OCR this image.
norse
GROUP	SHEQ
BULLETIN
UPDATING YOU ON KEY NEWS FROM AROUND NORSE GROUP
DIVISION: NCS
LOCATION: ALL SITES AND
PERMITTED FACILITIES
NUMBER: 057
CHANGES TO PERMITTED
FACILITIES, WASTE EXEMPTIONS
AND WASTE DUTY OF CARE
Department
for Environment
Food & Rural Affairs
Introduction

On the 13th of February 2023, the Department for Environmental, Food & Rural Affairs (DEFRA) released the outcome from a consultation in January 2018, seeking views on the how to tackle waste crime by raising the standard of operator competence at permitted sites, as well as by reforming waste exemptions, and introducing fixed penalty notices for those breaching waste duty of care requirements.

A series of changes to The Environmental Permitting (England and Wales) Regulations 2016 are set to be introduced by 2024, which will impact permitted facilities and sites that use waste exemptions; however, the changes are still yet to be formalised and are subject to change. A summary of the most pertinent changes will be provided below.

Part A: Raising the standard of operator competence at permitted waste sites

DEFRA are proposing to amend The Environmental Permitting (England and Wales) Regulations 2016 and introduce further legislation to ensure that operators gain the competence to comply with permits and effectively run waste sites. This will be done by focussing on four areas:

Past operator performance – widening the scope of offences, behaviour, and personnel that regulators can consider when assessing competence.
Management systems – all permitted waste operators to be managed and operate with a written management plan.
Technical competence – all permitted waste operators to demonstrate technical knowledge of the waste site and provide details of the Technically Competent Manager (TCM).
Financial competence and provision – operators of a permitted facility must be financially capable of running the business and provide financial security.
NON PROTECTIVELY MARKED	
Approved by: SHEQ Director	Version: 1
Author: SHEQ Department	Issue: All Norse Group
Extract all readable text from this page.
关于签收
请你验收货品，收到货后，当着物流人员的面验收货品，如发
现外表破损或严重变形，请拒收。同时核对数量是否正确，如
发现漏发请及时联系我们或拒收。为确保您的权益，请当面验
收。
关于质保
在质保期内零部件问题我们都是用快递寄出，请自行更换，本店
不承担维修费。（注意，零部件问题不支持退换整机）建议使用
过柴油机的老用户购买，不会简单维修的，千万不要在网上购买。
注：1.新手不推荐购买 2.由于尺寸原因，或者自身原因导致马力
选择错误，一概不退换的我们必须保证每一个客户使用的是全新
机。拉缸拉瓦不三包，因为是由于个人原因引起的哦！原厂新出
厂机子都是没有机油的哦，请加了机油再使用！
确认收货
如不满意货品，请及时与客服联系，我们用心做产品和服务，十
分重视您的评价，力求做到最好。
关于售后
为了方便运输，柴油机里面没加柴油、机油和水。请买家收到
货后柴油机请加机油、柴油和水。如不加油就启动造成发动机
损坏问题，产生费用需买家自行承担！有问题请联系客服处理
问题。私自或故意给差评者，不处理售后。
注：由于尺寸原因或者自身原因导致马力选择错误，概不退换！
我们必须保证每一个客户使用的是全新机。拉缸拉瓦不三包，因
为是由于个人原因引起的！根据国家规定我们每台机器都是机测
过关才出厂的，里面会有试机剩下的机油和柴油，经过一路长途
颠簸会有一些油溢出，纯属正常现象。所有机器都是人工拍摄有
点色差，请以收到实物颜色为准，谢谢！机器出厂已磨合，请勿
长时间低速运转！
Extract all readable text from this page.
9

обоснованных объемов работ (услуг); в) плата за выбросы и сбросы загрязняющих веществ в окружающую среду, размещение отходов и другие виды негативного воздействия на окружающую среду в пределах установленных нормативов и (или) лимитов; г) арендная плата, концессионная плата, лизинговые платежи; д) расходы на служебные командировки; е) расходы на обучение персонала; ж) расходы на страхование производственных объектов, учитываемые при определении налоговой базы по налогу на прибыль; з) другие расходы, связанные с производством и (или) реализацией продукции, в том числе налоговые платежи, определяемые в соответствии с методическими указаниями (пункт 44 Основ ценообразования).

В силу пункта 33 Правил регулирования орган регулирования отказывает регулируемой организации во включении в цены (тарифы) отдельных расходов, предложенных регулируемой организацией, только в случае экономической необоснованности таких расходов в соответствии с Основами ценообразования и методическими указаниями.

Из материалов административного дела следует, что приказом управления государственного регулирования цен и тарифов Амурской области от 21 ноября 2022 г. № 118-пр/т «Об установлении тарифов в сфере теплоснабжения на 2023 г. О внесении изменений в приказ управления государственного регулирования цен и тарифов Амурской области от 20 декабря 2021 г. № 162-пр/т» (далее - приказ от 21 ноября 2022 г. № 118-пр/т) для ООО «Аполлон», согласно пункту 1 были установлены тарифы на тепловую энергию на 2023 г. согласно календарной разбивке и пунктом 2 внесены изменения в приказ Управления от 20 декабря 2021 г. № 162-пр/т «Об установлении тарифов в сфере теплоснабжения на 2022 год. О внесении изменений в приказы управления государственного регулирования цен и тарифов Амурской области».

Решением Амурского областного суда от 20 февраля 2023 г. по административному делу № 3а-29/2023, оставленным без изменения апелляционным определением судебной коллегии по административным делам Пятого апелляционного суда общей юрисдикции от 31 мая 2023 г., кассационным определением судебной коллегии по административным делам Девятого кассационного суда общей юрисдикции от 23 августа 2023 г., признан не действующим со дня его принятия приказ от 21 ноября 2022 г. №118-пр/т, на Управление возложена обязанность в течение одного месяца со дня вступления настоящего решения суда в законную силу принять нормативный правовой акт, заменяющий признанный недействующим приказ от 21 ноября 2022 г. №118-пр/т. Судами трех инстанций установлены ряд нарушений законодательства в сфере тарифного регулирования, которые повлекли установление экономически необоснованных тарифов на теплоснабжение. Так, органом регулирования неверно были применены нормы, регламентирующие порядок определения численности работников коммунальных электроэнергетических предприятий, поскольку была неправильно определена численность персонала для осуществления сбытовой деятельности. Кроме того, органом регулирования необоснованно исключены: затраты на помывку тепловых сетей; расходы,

== Problem to solve ==
Find each line in the records holding the string "SHEQ" and show it.

== In response ==
GROUP	SHEQ
Approved by: SHEQ Director	Version: 1
Author: SHEQ Department	Issue: All Norse Group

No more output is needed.